> _What the exercise asks_: Please copy out, word for word, the lines of data between the line holding "leaderboard-row[interactable]: ♛ Comet" and the line holding "leaf-icon: ⸙ [625, 719, 634, 731]", inclusive.

[Rows from a layout dataset]
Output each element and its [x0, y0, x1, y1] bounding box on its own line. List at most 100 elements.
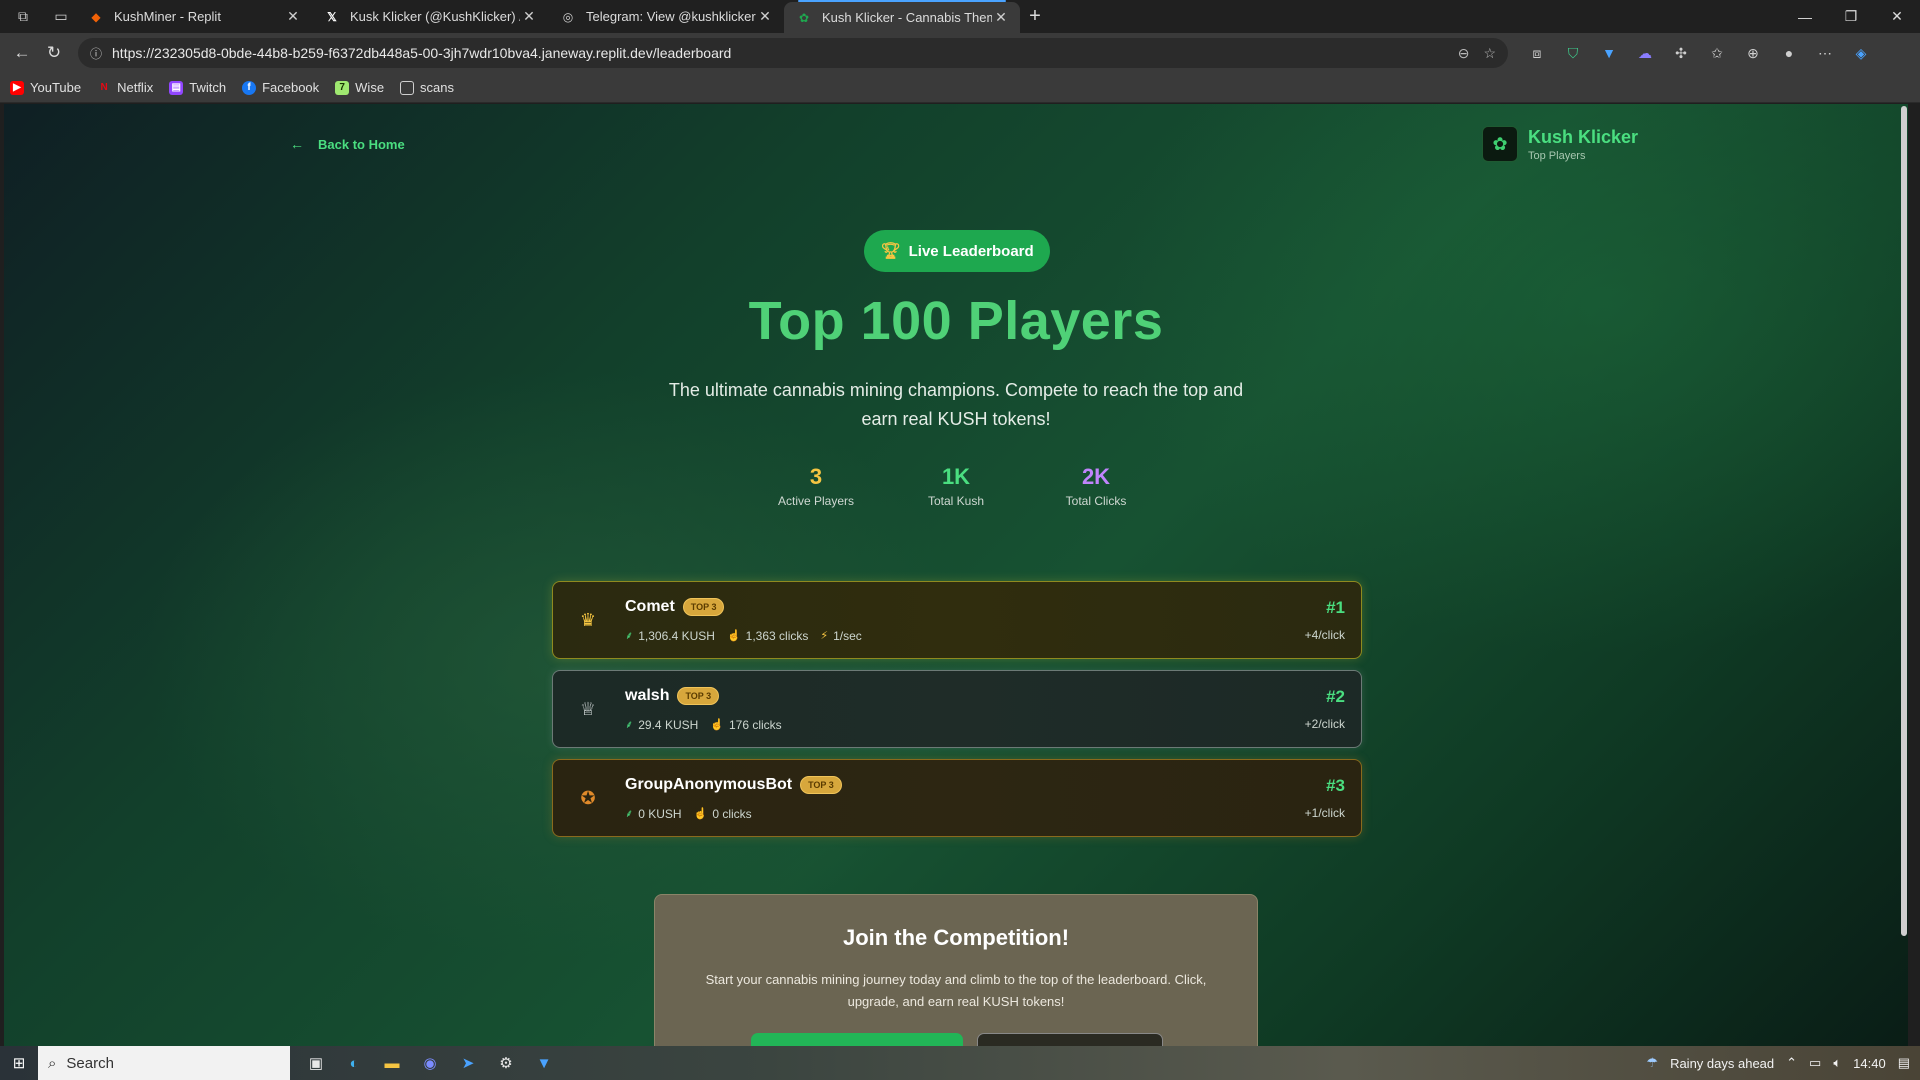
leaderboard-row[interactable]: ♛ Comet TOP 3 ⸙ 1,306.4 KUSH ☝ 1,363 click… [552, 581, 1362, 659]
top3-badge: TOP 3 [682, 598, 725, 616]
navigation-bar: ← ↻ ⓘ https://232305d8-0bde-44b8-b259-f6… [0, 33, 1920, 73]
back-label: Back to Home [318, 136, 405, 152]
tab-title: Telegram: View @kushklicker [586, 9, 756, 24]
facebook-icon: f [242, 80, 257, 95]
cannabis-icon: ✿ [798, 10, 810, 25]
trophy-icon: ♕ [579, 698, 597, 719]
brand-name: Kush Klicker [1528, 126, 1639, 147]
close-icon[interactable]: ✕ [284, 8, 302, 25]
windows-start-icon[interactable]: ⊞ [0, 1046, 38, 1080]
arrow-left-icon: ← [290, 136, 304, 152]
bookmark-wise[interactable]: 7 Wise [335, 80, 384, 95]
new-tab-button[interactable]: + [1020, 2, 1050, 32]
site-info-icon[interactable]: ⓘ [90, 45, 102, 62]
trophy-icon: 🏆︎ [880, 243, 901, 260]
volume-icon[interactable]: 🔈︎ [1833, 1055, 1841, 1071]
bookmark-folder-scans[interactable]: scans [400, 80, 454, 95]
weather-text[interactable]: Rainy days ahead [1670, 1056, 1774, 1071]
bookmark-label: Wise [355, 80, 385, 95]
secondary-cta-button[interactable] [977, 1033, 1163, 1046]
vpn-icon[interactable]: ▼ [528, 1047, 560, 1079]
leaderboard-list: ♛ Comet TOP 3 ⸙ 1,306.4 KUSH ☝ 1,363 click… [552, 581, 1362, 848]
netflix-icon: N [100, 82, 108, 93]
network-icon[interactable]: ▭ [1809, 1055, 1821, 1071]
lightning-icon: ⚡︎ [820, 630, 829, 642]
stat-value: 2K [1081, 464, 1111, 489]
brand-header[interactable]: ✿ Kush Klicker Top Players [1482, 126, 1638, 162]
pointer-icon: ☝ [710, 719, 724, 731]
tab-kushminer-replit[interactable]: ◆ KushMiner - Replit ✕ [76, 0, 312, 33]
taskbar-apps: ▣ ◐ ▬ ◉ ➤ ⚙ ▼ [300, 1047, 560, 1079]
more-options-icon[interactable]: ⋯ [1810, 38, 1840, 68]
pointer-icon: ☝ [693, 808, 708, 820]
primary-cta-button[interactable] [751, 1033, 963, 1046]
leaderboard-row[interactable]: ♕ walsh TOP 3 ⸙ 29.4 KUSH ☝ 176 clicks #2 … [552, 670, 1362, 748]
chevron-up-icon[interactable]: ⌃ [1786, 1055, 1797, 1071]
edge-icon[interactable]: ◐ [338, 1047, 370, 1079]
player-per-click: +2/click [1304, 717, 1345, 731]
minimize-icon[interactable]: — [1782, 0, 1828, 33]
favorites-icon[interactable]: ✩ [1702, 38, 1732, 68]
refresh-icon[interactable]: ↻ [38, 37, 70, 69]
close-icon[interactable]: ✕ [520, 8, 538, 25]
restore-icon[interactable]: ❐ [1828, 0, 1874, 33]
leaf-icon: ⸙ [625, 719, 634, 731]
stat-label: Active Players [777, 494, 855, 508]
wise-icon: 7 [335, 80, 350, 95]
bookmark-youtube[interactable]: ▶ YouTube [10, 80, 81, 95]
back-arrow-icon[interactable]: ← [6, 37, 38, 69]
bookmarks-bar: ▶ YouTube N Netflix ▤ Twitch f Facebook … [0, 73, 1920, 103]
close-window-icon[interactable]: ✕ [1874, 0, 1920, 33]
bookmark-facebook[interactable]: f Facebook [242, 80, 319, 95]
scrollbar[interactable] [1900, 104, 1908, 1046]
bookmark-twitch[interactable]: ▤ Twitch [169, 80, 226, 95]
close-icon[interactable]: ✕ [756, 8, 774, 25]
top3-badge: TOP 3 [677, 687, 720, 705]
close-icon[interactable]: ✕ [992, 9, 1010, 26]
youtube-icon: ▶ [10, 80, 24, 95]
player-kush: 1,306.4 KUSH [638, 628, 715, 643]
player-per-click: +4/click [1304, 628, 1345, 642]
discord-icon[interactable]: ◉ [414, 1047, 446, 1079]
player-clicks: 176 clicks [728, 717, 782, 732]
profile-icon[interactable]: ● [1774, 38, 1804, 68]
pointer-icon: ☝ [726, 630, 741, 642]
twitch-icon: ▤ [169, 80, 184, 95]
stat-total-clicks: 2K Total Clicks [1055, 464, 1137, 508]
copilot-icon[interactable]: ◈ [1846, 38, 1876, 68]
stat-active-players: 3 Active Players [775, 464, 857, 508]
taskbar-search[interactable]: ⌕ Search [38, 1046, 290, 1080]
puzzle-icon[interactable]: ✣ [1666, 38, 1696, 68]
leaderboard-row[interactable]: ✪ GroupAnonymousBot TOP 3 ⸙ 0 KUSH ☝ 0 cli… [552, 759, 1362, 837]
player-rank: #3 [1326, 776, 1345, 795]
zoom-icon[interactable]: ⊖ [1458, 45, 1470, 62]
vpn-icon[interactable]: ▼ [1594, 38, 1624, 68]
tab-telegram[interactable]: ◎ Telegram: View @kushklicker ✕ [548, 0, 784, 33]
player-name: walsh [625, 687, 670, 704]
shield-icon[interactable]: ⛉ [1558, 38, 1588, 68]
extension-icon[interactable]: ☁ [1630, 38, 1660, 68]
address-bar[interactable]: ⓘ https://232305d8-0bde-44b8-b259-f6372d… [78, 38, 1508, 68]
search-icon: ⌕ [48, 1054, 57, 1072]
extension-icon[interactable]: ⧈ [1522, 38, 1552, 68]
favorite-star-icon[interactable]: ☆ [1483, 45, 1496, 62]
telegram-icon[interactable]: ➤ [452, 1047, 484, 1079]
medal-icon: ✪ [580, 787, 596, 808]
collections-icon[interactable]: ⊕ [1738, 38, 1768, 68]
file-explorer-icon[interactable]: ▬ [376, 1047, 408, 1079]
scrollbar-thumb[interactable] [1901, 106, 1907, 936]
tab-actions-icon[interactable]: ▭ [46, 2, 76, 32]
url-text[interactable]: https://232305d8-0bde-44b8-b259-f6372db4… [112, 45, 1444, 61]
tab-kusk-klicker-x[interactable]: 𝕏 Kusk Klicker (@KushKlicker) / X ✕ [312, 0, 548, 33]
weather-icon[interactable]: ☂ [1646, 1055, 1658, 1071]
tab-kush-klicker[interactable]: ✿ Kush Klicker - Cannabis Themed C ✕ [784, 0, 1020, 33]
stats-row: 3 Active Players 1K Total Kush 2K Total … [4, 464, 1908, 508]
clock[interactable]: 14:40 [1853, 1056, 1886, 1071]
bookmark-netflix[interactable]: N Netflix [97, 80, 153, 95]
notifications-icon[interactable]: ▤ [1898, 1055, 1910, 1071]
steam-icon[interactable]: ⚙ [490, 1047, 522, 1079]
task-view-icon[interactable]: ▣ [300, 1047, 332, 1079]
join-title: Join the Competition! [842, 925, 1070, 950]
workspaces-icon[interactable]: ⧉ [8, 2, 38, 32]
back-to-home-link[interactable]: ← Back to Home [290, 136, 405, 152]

> _Full response_:
leaderboard-row[interactable]: ♛ Comet TOP 3 ⸙ 1,306.4 KUSH ☝ 1,363 click… [552, 581, 1362, 659]
top3-badge: TOP 3 [682, 598, 725, 616]
navigation-bar: ← ↻ ⓘ https://232305d8-0bde-44b8-b259-f6… [0, 33, 1920, 73]
back-label: Back to Home [318, 136, 405, 152]
tab-title: Telegram: View @kushklicker [586, 9, 756, 24]
facebook-icon: f [242, 80, 257, 95]
cannabis-icon: ✿ [798, 10, 810, 25]
trophy-icon: ♕ [579, 698, 597, 719]
brand-name: Kush Klicker [1528, 126, 1639, 147]
close-icon[interactable]: ✕ [284, 8, 302, 25]
windows-start-icon[interactable]: ⊞ [0, 1046, 38, 1080]
arrow-left-icon: ← [290, 136, 304, 152]
bookmark-wise[interactable]: 7 Wise [335, 80, 384, 95]
new-tab-button[interactable]: + [1020, 2, 1050, 32]
site-info-icon[interactable]: ⓘ [90, 45, 102, 62]
trophy-icon: 🏆︎ [880, 243, 901, 260]
volume-icon[interactable]: 🔈︎ [1833, 1055, 1841, 1071]
bookmark-folder-scans[interactable]: scans [400, 80, 454, 95]
weather-text[interactable]: Rainy days ahead [1670, 1056, 1774, 1071]
bookmark-label: Wise [355, 80, 385, 95]
secondary-cta-button[interactable] [977, 1033, 1163, 1046]
vpn-icon[interactable]: ▼ [528, 1047, 560, 1079]
leaderboard-list: ♛ Comet TOP 3 ⸙ 1,306.4 KUSH ☝ 1,363 click… [552, 581, 1362, 848]
netflix-icon: N [100, 82, 108, 93]
network-icon[interactable]: ▭ [1809, 1055, 1821, 1071]
lightning-icon: ⚡︎ [820, 630, 829, 642]
stat-value: 2K [1081, 464, 1111, 489]
brand-header[interactable]: ✿ Kush Klicker Top Players [1482, 126, 1638, 162]
pointer-icon: ☝ [710, 719, 724, 731]
tab-kushminer-replit[interactable]: ◆ KushMiner - Replit ✕ [76, 0, 312, 33]
taskbar-apps: ▣ ◐ ▬ ◉ ➤ ⚙ ▼ [300, 1047, 560, 1079]
more-options-icon[interactable]: ⋯ [1810, 38, 1840, 68]
pointer-icon: ☝ [693, 808, 708, 820]
primary-cta-button[interactable] [751, 1033, 963, 1046]
leaderboard-row[interactable]: ♕ walsh TOP 3 ⸙ 29.4 KUSH ☝ 176 clicks #2 … [552, 670, 1362, 748]
chevron-up-icon[interactable]: ⌃ [1786, 1055, 1797, 1071]
edge-icon[interactable]: ◐ [338, 1047, 370, 1079]
player-per-click: +2/click [1304, 717, 1345, 731]
minimize-icon[interactable]: — [1782, 0, 1828, 33]
favorites-icon[interactable]: ✩ [1702, 38, 1732, 68]
refresh-icon[interactable]: ↻ [38, 37, 70, 69]
close-icon[interactable]: ✕ [520, 8, 538, 25]
restore-icon[interactable]: ❐ [1828, 0, 1874, 33]
leaf-icon: ⸙ [625, 719, 634, 731]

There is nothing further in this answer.